= Your task =
Your task is to retype each line of the data below exactly.
┌──
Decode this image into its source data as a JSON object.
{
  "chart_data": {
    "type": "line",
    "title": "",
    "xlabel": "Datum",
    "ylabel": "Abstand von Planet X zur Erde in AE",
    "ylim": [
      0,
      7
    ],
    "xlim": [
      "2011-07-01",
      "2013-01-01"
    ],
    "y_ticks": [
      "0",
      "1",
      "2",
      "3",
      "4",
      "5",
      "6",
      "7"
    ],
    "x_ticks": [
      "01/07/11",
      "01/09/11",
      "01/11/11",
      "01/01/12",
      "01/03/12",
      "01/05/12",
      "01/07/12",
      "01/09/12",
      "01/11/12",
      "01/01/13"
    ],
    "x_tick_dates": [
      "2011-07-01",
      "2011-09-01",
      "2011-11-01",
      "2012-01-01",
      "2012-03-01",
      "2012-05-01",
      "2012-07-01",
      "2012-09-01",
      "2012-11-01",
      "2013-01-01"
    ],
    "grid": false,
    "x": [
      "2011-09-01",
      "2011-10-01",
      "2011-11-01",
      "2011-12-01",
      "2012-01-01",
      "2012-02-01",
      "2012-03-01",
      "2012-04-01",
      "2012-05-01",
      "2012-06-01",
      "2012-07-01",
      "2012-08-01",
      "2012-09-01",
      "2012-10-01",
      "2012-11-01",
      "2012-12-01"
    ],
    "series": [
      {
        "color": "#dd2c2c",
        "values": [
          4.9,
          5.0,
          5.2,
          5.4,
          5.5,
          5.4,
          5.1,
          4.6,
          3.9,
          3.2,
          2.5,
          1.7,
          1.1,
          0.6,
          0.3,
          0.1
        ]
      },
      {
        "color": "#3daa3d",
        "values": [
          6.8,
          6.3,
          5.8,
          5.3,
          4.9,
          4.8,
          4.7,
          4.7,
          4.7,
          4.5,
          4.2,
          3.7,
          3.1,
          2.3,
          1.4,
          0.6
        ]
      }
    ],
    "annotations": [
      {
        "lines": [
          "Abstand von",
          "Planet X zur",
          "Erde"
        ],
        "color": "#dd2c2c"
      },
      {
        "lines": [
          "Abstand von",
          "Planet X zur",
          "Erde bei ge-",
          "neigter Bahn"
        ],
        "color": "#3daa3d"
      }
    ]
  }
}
└──
= Result =
Decode this image into its source data as a JSON object.
{
  "chart_data": {
    "type": "line",
    "title": "",
    "xlabel": "Datum",
    "ylabel": "Abstand von Planet X zur Erde in AE",
    "ylim": [
      0,
      7
    ],
    "xlim": [
      "2011-07-01",
      "2013-01-01"
    ],
    "y_ticks": [
      "0",
      "1",
      "2",
      "3",
      "4",
      "5",
      "6",
      "7"
    ],
    "x_ticks": [
      "01/07/11",
      "01/09/11",
      "01/11/11",
      "01/01/12",
      "01/03/12",
      "01/05/12",
      "01/07/12",
      "01/09/12",
      "01/11/12",
      "01/01/13"
    ],
    "x_tick_dates": [
      "2011-07-01",
      "2011-09-01",
      "2011-11-01",
      "2012-01-01",
      "2012-03-01",
      "2012-05-01",
      "2012-07-01",
      "2012-09-01",
      "2012-11-01",
      "2013-01-01"
    ],
    "grid": false,
    "x": [
      "2011-09-01",
      "2011-10-01",
      "2011-11-01",
      "2011-12-01",
      "2012-01-01",
      "2012-02-01",
      "2012-03-01",
      "2012-04-01",
      "2012-05-01",
      "2012-06-01",
      "2012-07-01",
      "2012-08-01",
      "2012-09-01",
      "2012-10-01",
      "2012-11-01",
      "2012-12-01"
    ],
    "series": [
      {
        "color": "#dd2c2c",
        "values": [
          4.9,
          5.0,
          5.2,
          5.4,
          5.5,
          5.4,
          5.1,
          4.6,
          3.9,
          3.2,
          2.5,
          1.7,
          1.1,
          0.6,
          0.3,
          0.1
        ]
      },
      {
        "color": "#3daa3d",
        "values": [
          6.8,
          6.3,
          5.8,
          5.3,
          4.9,
          4.8,
          4.7,
          4.7,
          4.7,
          4.5,
          4.2,
          3.7,
          3.1,
          2.3,
          1.4,
          0.6
        ]
      }
    ],
    "annotations": [
      {
        "lines": [
          "Abstand von",
          "Planet X zur",
          "Erde"
        ],
        "color": "#dd2c2c"
      },
      {
        "lines": [
          "Abstand von",
          "Planet X zur",
          "Erde bei ge-",
          "neigter Bahn"
        ],
        "color": "#3daa3d"
      }
    ]
  }
}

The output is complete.